:: Records provided ::

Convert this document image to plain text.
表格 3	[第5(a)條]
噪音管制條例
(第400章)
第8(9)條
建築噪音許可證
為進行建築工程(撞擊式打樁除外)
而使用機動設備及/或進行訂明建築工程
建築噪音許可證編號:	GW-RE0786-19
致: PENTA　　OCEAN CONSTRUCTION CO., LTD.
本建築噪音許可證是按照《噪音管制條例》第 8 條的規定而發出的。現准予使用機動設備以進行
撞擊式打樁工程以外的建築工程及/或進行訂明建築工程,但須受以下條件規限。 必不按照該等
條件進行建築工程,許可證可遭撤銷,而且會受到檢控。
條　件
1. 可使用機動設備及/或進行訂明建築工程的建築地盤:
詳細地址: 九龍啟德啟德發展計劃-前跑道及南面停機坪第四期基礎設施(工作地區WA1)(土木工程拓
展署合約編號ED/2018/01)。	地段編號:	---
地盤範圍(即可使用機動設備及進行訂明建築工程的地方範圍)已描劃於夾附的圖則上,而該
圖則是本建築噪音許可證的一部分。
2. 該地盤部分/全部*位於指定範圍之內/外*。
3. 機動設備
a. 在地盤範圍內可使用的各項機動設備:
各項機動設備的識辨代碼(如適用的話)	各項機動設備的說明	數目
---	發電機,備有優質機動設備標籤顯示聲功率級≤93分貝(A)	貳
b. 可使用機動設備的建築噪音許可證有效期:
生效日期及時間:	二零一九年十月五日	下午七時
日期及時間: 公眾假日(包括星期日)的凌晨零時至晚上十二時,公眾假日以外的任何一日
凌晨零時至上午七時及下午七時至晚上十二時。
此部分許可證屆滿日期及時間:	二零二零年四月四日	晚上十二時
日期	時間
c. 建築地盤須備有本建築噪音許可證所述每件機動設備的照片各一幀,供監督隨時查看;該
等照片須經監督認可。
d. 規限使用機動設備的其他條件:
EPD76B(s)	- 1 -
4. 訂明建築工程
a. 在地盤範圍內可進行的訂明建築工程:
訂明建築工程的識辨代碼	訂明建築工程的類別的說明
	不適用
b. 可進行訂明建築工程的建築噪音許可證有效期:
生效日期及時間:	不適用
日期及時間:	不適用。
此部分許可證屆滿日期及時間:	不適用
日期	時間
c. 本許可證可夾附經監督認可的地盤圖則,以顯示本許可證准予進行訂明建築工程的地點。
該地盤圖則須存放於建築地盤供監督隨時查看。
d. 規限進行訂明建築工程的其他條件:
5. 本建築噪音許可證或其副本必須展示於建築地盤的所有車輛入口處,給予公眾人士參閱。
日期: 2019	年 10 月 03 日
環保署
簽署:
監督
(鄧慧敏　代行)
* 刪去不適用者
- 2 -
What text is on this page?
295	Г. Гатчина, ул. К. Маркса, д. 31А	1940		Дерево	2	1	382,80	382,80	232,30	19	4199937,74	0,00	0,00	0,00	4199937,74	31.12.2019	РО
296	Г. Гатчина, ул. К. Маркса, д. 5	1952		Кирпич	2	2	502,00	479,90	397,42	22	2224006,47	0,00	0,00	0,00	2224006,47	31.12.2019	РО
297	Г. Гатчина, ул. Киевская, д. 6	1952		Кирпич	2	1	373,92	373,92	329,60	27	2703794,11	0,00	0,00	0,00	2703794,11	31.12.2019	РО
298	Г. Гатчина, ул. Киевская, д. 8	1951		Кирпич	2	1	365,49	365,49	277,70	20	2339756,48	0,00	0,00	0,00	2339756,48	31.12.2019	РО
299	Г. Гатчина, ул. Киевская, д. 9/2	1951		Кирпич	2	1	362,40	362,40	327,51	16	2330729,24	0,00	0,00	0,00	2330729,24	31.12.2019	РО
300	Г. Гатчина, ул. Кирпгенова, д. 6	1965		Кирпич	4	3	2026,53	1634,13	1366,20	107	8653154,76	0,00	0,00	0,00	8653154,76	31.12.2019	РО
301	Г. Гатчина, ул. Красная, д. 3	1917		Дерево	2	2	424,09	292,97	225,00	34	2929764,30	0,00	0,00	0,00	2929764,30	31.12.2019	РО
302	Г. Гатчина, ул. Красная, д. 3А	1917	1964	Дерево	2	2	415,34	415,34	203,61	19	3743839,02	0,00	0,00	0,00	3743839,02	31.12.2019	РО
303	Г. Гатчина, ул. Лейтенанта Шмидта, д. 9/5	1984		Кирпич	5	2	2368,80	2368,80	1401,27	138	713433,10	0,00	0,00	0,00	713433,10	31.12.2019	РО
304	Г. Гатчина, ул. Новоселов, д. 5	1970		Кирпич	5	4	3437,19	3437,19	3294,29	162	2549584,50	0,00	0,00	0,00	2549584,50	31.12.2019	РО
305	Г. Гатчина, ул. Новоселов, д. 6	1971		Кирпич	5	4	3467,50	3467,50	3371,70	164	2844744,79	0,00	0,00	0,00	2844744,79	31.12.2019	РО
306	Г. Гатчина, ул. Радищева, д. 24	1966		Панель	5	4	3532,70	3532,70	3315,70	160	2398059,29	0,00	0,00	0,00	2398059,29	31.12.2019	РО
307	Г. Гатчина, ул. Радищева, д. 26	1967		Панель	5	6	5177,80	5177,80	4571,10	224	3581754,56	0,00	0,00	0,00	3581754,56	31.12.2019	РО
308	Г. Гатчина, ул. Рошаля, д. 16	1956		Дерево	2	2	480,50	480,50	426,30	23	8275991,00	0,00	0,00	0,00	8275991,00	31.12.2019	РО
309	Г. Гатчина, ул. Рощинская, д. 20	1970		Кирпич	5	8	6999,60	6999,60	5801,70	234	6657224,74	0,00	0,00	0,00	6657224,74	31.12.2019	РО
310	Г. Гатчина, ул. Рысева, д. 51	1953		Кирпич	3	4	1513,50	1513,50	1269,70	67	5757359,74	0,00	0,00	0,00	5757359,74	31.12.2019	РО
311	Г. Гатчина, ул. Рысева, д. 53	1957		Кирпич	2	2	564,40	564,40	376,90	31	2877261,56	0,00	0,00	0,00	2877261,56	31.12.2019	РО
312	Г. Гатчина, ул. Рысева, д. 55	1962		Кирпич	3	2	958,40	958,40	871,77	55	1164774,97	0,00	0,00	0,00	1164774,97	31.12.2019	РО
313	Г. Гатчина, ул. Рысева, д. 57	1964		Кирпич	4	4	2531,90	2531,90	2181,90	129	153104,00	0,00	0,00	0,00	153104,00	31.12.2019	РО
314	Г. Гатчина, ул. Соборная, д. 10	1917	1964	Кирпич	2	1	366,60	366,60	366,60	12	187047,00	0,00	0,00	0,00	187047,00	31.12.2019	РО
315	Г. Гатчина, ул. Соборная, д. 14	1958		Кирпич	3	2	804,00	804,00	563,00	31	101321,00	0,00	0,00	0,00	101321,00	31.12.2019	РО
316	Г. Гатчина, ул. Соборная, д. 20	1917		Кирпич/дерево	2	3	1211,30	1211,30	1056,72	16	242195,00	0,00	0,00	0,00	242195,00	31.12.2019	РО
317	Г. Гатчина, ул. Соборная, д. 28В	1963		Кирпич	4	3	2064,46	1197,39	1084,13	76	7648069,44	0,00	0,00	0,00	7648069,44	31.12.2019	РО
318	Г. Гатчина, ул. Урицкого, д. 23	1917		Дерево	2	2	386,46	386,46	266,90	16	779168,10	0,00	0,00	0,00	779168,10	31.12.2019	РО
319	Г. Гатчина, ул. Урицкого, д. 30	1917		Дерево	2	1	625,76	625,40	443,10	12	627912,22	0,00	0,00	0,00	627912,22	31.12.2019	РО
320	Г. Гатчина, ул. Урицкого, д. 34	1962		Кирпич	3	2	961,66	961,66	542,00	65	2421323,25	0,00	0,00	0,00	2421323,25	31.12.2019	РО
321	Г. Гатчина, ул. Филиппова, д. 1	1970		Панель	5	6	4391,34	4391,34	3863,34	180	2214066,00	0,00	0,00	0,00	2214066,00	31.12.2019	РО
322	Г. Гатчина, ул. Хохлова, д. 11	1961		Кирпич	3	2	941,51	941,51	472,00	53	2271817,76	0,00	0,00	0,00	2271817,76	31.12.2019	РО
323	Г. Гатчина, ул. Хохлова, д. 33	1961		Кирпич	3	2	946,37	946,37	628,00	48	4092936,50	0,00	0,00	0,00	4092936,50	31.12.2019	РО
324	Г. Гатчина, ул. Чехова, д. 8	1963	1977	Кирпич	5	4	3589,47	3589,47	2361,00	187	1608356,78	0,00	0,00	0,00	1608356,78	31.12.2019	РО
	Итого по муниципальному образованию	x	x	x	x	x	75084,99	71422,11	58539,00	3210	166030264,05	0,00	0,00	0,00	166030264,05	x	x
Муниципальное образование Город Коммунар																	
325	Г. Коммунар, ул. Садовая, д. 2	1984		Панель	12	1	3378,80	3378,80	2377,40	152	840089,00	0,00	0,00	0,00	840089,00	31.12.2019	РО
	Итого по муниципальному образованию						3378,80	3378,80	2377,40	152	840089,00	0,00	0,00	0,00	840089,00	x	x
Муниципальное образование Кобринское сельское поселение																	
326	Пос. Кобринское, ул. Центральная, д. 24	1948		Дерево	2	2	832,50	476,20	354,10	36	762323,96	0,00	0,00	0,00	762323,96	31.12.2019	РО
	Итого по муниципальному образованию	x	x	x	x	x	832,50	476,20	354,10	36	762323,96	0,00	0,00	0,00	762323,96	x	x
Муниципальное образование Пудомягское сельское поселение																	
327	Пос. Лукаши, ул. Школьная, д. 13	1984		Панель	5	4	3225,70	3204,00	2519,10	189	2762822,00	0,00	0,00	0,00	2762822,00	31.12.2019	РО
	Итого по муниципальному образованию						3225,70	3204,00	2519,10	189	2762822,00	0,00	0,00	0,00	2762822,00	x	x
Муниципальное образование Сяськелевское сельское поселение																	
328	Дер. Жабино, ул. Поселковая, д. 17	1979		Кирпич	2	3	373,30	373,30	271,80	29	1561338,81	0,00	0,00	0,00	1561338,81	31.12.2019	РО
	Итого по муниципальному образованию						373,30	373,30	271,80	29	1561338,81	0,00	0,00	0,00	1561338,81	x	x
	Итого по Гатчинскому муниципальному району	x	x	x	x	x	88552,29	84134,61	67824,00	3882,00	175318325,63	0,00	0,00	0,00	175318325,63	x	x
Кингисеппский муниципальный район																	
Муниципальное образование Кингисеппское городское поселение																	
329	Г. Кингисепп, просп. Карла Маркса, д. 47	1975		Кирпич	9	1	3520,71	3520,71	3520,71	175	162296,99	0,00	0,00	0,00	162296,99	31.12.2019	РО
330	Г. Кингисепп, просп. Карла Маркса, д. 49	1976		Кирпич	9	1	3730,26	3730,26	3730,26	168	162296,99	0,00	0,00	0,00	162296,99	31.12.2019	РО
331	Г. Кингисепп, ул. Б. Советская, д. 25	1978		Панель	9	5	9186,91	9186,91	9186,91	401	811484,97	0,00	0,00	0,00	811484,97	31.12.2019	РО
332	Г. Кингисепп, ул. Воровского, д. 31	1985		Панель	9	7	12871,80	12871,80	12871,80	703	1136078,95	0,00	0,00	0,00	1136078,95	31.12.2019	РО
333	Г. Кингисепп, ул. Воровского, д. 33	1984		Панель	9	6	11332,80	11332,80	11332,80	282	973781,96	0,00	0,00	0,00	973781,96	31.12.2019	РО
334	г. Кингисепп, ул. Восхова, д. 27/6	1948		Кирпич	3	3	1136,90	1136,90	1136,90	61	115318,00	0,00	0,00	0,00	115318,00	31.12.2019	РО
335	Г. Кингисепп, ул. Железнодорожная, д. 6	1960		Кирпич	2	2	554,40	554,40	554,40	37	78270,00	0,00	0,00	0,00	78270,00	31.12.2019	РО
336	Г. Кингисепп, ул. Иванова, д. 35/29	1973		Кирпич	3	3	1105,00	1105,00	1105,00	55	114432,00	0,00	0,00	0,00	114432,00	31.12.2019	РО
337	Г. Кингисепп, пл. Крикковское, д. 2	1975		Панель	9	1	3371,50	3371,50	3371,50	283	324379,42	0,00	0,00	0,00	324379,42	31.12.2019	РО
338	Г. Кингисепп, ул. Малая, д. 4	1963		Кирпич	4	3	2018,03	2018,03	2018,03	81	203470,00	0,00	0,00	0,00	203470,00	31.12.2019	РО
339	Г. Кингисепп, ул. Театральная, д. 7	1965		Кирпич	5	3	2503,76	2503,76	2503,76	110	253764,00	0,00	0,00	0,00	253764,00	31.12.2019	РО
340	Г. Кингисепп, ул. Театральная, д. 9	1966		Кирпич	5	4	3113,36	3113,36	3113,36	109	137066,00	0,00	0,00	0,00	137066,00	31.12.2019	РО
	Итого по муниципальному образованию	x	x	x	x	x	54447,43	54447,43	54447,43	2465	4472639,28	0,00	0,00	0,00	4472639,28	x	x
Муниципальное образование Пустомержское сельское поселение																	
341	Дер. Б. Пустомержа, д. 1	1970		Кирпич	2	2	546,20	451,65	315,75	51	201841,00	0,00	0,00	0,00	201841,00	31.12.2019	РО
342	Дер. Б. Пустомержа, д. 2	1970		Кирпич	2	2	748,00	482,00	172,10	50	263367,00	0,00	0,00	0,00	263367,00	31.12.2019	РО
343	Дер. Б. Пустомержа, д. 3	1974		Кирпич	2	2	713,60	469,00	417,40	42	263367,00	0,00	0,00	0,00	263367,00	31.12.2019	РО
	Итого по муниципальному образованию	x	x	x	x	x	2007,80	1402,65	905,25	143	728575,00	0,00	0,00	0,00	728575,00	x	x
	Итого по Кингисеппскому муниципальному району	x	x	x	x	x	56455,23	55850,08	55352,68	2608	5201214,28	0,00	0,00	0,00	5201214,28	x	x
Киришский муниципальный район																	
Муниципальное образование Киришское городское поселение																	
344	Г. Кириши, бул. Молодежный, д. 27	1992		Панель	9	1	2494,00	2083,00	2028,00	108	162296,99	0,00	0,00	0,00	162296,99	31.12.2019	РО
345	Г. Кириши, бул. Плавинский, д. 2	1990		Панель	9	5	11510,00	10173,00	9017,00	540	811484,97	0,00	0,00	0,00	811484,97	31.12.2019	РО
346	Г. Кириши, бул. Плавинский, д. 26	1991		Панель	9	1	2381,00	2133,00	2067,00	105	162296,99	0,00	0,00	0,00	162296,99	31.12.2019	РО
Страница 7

:::

**Set problem:** Show every line in the records above that contains the word "此部分許可證屆滿日期及時間".

**Correct response:**
此部分許可證屆滿日期及時間:	二零二零年四月四日	晚上十二時
此部分許可證屆滿日期及時間:	不適用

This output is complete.